Aim:
Scan the data beneath this task and copy each line that includes "joka".

Extracted material:
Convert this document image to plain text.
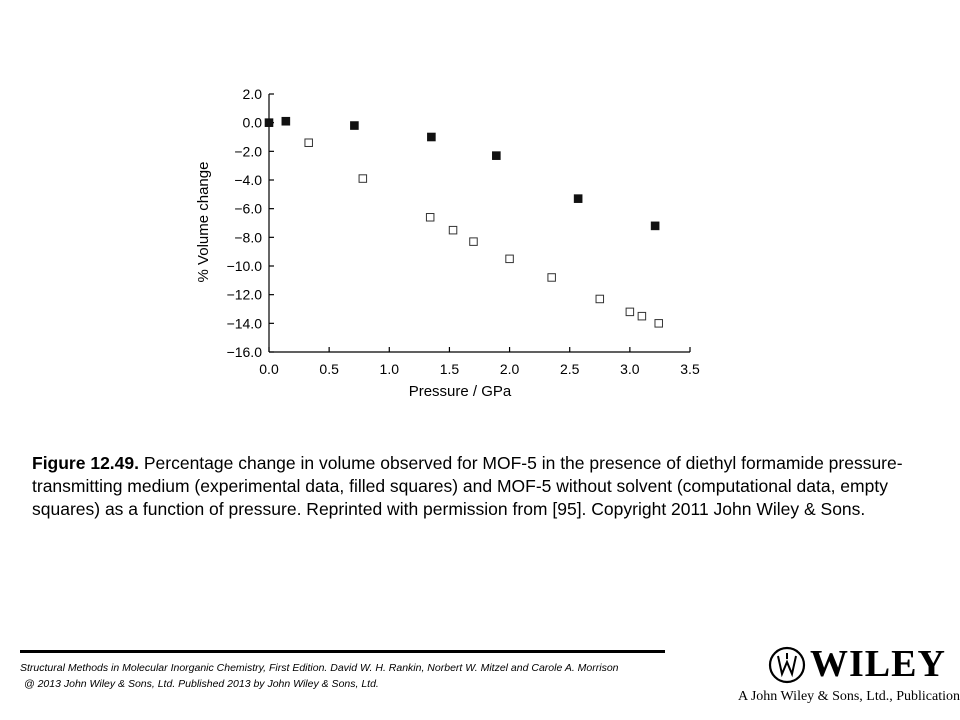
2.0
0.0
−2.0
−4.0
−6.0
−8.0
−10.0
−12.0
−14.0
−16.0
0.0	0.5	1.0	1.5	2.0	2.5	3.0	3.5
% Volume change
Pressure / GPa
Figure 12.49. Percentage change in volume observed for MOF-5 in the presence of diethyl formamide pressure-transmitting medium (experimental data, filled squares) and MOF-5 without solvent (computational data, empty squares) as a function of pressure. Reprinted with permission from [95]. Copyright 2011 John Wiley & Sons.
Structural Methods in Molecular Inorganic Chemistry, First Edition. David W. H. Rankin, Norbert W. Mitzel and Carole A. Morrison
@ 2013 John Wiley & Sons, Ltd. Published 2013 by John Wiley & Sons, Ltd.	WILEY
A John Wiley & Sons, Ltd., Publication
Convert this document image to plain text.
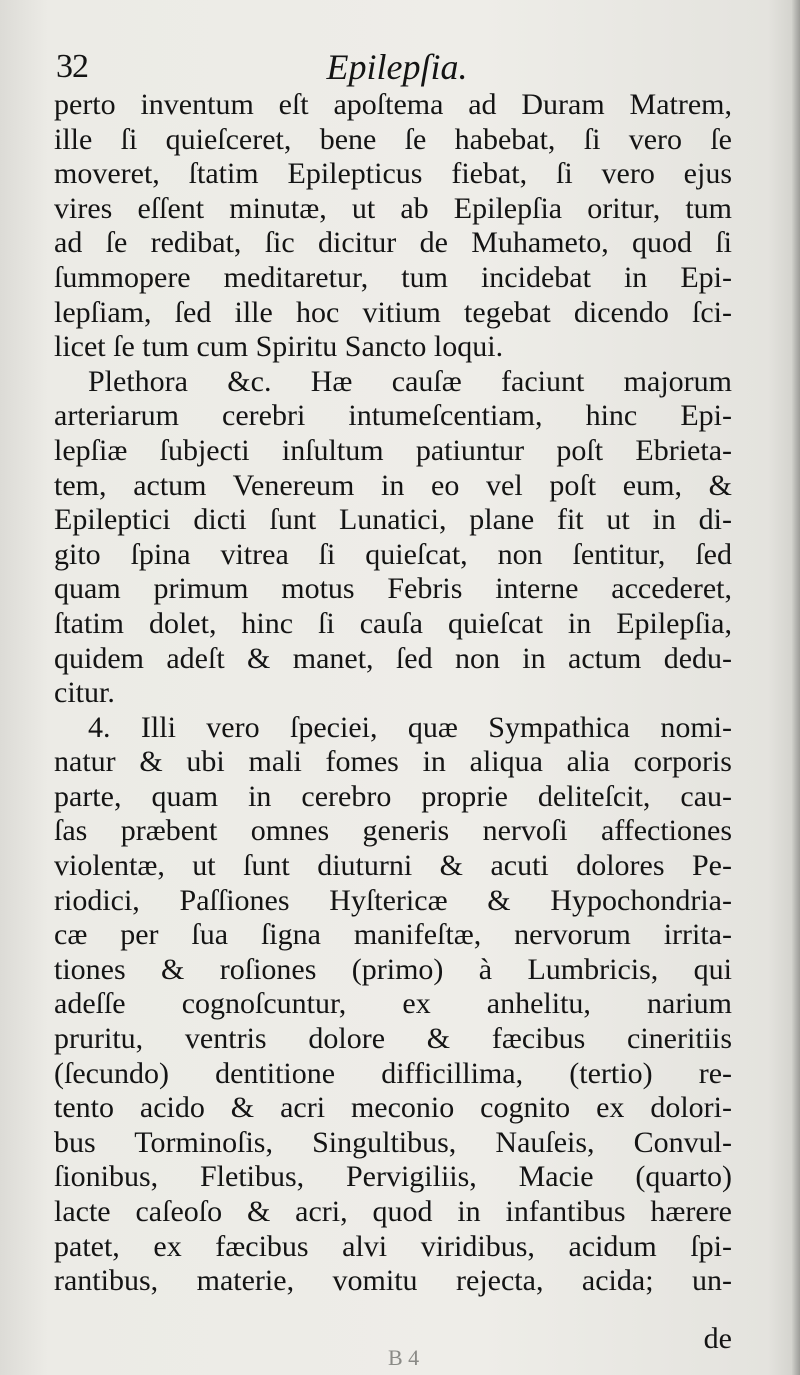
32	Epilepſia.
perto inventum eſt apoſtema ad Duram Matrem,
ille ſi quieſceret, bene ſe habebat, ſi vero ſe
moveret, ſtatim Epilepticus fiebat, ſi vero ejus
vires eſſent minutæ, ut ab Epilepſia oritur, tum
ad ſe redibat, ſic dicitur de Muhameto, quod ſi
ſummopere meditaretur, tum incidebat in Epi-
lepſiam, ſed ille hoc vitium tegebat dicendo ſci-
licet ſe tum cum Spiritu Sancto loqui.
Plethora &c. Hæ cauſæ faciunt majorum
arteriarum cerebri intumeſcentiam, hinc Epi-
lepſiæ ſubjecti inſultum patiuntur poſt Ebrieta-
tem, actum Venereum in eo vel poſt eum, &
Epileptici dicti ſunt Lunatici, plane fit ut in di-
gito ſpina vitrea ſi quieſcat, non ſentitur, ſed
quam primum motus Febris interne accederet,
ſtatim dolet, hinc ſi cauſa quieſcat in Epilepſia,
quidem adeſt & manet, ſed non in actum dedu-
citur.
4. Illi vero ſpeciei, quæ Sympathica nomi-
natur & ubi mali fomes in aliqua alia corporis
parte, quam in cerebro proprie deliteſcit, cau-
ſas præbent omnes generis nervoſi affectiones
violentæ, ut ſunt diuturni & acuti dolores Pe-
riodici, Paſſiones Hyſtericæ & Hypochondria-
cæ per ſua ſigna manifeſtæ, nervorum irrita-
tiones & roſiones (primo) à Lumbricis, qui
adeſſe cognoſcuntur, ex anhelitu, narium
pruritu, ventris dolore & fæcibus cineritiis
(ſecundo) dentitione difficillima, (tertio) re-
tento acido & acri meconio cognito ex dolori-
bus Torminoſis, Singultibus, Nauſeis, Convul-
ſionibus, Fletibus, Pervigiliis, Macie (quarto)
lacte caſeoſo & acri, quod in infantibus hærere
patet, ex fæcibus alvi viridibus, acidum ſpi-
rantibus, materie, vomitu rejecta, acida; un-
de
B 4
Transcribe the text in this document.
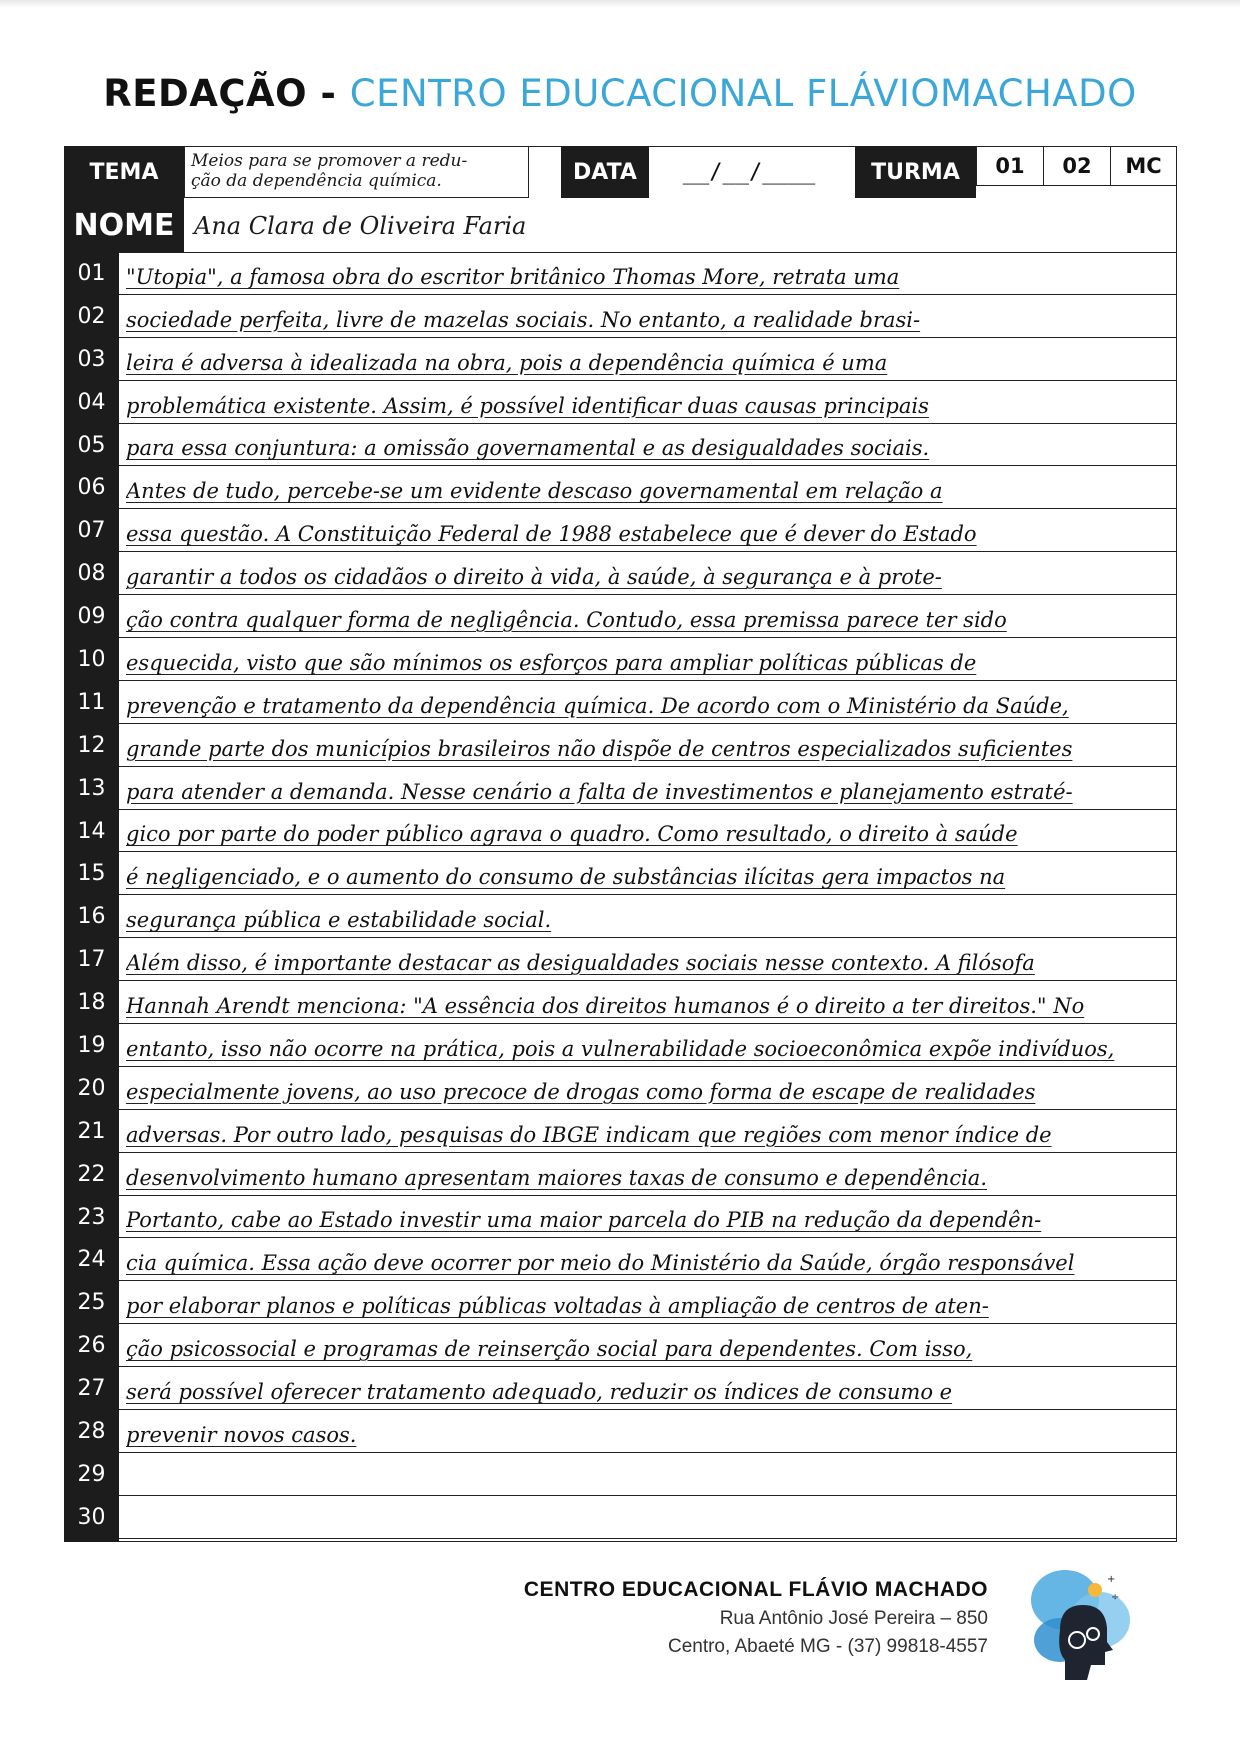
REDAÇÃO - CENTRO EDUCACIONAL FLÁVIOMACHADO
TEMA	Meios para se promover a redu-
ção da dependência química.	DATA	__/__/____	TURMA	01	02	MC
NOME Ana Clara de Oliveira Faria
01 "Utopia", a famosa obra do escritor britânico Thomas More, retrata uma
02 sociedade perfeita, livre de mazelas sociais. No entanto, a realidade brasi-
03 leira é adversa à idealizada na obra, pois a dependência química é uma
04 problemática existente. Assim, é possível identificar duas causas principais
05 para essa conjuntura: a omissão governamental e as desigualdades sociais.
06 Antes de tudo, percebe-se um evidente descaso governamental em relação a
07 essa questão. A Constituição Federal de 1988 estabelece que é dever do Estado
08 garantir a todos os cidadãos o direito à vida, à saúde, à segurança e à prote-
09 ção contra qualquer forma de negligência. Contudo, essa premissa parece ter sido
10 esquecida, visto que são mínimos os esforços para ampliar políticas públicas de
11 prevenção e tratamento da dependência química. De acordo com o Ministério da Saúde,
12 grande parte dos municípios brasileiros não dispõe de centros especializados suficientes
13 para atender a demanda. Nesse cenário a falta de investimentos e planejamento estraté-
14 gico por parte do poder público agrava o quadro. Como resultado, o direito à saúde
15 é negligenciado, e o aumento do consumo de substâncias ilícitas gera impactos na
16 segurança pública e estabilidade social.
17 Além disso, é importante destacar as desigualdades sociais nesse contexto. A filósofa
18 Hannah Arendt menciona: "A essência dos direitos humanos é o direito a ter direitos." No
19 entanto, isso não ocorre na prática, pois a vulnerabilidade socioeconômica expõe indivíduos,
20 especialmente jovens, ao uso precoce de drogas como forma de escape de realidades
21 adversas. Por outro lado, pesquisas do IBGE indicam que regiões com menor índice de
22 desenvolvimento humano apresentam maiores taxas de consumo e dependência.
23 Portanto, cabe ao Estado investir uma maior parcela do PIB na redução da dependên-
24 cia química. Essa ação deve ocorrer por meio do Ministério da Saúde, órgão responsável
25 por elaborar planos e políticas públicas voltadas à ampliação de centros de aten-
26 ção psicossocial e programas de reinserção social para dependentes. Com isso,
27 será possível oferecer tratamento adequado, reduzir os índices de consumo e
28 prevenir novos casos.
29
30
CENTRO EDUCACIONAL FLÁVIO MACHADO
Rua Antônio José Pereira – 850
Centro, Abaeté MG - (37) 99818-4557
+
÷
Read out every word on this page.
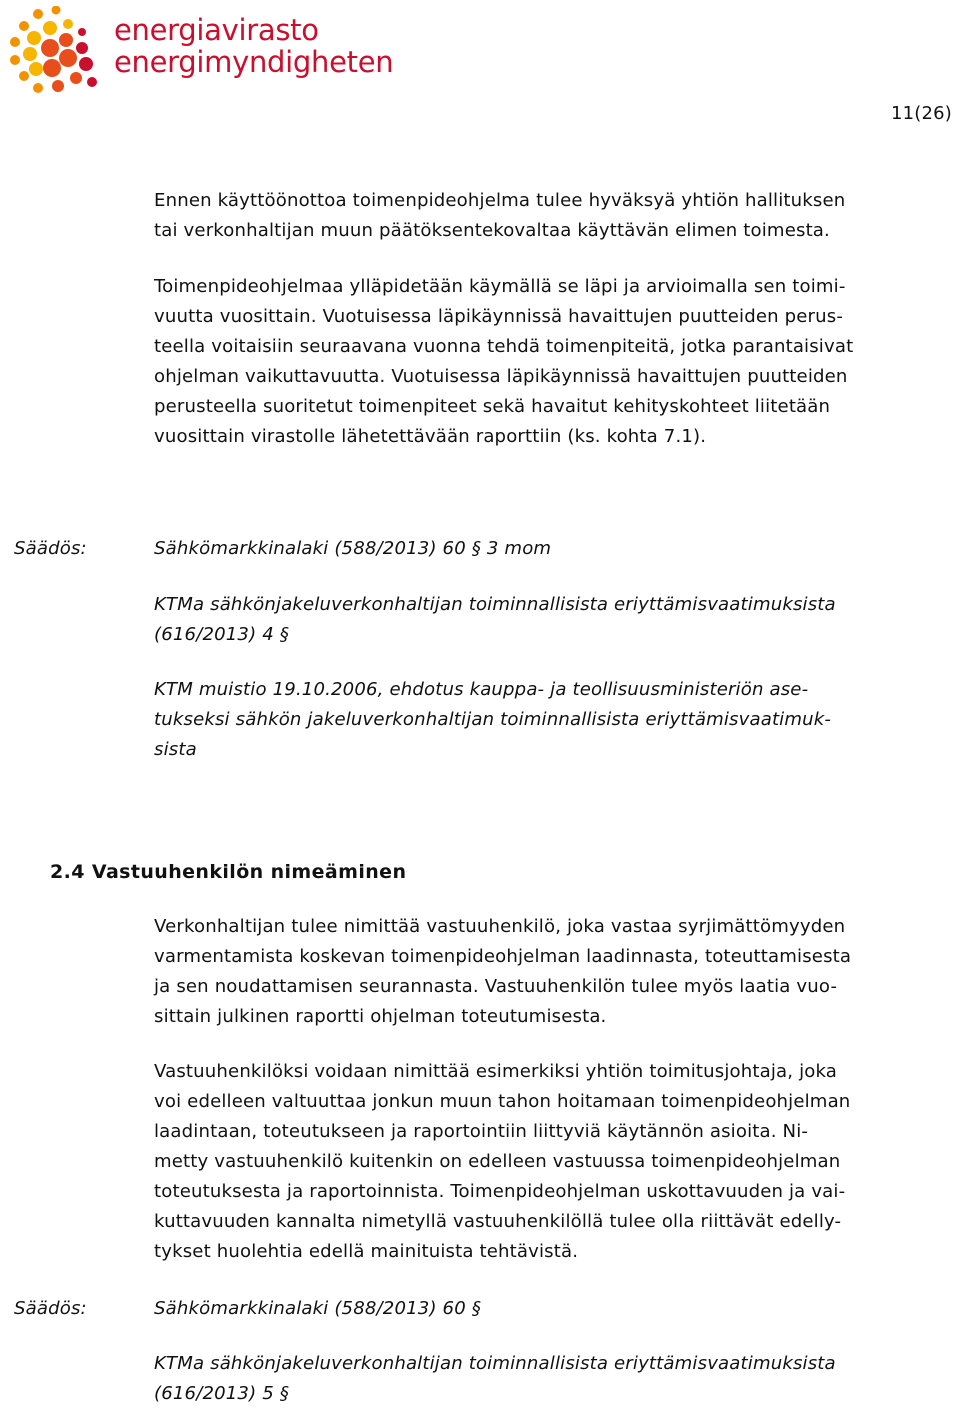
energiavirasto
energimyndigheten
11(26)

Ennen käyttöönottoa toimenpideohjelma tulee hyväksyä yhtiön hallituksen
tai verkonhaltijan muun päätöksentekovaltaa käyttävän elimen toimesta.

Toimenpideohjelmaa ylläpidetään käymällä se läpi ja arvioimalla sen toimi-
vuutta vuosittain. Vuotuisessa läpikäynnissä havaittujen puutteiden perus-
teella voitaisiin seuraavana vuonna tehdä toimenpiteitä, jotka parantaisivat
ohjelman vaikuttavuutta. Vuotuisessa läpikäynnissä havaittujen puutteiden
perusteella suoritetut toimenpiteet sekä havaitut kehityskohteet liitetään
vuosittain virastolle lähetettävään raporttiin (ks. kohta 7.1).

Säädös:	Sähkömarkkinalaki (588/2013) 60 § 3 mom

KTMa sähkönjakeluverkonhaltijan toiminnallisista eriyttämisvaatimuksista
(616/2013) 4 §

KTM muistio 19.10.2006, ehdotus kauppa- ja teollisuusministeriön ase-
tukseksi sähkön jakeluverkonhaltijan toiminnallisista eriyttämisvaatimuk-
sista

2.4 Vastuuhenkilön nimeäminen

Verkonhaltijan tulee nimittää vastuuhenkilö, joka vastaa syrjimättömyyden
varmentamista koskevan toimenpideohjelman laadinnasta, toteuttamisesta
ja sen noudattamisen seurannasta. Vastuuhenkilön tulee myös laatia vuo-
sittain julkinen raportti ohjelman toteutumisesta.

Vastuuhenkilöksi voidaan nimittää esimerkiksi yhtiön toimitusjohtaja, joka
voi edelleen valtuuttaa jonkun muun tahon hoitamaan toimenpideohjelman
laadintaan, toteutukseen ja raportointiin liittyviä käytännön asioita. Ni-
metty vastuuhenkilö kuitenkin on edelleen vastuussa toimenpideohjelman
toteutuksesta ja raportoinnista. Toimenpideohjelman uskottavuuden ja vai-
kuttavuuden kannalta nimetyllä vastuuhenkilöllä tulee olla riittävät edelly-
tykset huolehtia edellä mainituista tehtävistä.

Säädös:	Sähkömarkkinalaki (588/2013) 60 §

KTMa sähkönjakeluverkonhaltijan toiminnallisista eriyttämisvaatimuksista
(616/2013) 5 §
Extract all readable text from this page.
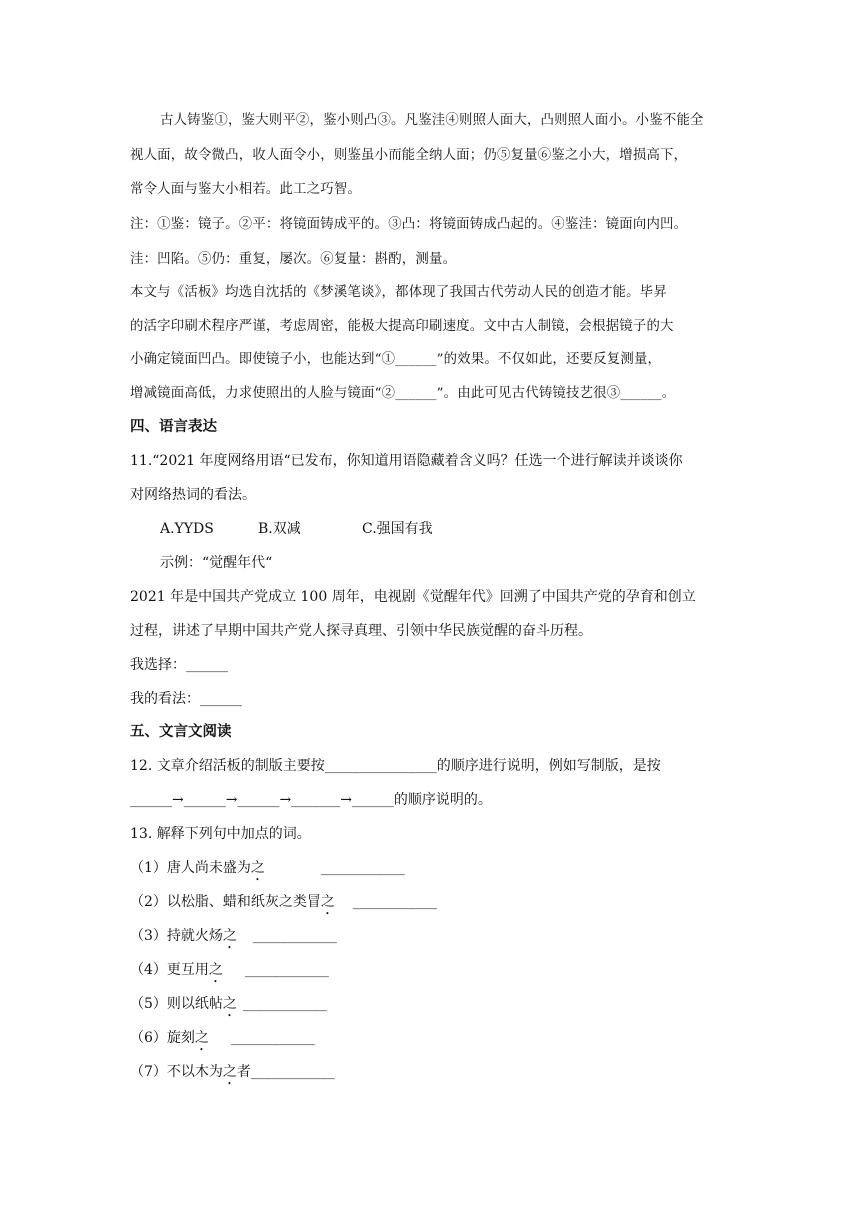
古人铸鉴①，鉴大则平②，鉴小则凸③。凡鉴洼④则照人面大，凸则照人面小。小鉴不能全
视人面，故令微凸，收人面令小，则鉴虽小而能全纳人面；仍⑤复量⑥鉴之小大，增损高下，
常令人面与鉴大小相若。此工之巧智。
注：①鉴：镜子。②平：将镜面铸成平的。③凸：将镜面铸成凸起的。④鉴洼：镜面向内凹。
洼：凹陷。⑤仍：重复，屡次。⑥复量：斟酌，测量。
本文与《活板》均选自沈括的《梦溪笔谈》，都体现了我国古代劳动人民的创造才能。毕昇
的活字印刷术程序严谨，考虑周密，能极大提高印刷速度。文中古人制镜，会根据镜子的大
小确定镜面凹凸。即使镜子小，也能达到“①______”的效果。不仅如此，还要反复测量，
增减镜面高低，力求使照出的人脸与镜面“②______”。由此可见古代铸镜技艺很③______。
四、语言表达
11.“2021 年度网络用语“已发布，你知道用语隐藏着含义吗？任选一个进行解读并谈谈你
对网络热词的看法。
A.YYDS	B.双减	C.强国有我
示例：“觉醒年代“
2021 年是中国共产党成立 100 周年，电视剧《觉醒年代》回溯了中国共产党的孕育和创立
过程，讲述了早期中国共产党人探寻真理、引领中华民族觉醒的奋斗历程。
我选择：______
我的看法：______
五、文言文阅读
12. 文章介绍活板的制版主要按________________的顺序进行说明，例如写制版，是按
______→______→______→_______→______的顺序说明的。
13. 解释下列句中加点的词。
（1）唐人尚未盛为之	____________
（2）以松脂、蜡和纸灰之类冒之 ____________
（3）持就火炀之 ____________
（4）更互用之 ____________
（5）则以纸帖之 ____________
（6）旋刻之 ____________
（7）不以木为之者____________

Result:
Verkonhaltijan tulee nimittää vastuuhenkilö, joka vastaa syrjimättömyyden
Vastuuhenkilöksi voidaan nimittää esimerkiksi yhtiön toimitusjohtaja, joka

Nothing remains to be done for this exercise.